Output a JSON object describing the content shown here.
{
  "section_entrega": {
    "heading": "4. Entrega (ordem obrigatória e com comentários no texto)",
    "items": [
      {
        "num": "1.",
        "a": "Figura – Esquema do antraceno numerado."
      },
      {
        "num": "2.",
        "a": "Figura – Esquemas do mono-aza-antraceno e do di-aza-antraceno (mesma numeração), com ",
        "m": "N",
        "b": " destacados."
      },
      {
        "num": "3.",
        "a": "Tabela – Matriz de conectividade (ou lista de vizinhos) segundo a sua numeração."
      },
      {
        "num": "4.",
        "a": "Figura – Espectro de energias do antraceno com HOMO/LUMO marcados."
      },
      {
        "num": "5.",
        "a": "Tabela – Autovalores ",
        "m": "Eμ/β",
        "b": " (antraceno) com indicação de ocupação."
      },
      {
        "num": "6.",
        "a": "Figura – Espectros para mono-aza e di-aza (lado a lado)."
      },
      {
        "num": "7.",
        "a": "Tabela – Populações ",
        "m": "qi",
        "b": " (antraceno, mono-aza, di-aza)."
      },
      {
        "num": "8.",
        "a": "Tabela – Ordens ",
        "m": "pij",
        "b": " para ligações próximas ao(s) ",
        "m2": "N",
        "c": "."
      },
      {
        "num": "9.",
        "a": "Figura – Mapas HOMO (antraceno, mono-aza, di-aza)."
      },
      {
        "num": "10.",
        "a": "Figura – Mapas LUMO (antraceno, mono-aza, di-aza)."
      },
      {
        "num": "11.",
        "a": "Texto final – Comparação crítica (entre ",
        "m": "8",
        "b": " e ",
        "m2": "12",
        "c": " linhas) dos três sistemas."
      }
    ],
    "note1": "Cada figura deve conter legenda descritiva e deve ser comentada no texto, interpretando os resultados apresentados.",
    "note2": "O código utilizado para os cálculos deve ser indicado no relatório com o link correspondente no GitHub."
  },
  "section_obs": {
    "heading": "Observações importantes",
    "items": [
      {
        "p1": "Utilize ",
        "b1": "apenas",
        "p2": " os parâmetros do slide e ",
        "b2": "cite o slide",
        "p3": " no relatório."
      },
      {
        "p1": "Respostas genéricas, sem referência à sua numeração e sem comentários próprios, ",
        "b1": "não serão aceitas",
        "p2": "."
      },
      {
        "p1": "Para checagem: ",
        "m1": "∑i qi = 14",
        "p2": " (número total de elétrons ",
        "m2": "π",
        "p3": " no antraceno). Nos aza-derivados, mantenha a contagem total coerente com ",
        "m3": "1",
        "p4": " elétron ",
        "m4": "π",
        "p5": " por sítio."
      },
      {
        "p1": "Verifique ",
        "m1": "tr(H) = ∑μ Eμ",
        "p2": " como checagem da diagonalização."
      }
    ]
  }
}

WHAT TO WORK ON: Once more, set down the full listing, verbatim.

EXERCISE SOLUTION:
Output a JSON object describing the content shown here.
{
  "section_entrega": {
    "heading": "4. Entrega (ordem obrigatória e com comentários no texto)",
    "items": [
      {
        "num": "1.",
        "a": "Figura – Esquema do antraceno numerado."
      },
      {
        "num": "2.",
        "a": "Figura – Esquemas do mono-aza-antraceno e do di-aza-antraceno (mesma numeração), com ",
        "m": "N",
        "b": " destacados."
      },
      {
        "num": "3.",
        "a": "Tabela – Matriz de conectividade (ou lista de vizinhos) segundo a sua numeração."
      },
      {
        "num": "4.",
        "a": "Figura – Espectro de energias do antraceno com HOMO/LUMO marcados."
      },
      {
        "num": "5.",
        "a": "Tabela – Autovalores ",
        "m": "Eμ/β",
        "b": " (antraceno) com indicação de ocupação."
      },
      {
        "num": "6.",
        "a": "Figura – Espectros para mono-aza e di-aza (lado a lado)."
      },
      {
        "num": "7.",
        "a": "Tabela – Populações ",
        "m": "qi",
        "b": " (antraceno, mono-aza, di-aza)."
      },
      {
        "num": "8.",
        "a": "Tabela – Ordens ",
        "m": "pij",
        "b": " para ligações próximas ao(s) ",
        "m2": "N",
        "c": "."
      },
      {
        "num": "9.",
        "a": "Figura – Mapas HOMO (antraceno, mono-aza, di-aza)."
      },
      {
        "num": "10.",
        "a": "Figura – Mapas LUMO (antraceno, mono-aza, di-aza)."
      },
      {
        "num": "11.",
        "a": "Texto final – Comparação crítica (entre ",
        "m": "8",
        "b": " e ",
        "m2": "12",
        "c": " linhas) dos três sistemas."
      }
    ],
    "note1": "Cada figura deve conter legenda descritiva e deve ser comentada no texto, interpretando os resultados apresentados.",
    "note2": "O código utilizado para os cálculos deve ser indicado no relatório com o link correspondente no GitHub."
  },
  "section_obs": {
    "heading": "Observações importantes",
    "items": [
      {
        "p1": "Utilize ",
        "b1": "apenas",
        "p2": " os parâmetros do slide e ",
        "b2": "cite o slide",
        "p3": " no relatório."
      },
      {
        "p1": "Respostas genéricas, sem referência à sua numeração e sem comentários próprios, ",
        "b1": "não serão aceitas",
        "p2": "."
      },
      {
        "p1": "Para checagem: ",
        "m1": "∑i qi = 14",
        "p2": " (número total de elétrons ",
        "m2": "π",
        "p3": " no antraceno). Nos aza-derivados, mantenha a contagem total coerente com ",
        "m3": "1",
        "p4": " elétron ",
        "m4": "π",
        "p5": " por sítio."
      },
      {
        "p1": "Verifique ",
        "m1": "tr(H) = ∑μ Eμ",
        "p2": " como checagem da diagonalização."
      }
    ]
  }
}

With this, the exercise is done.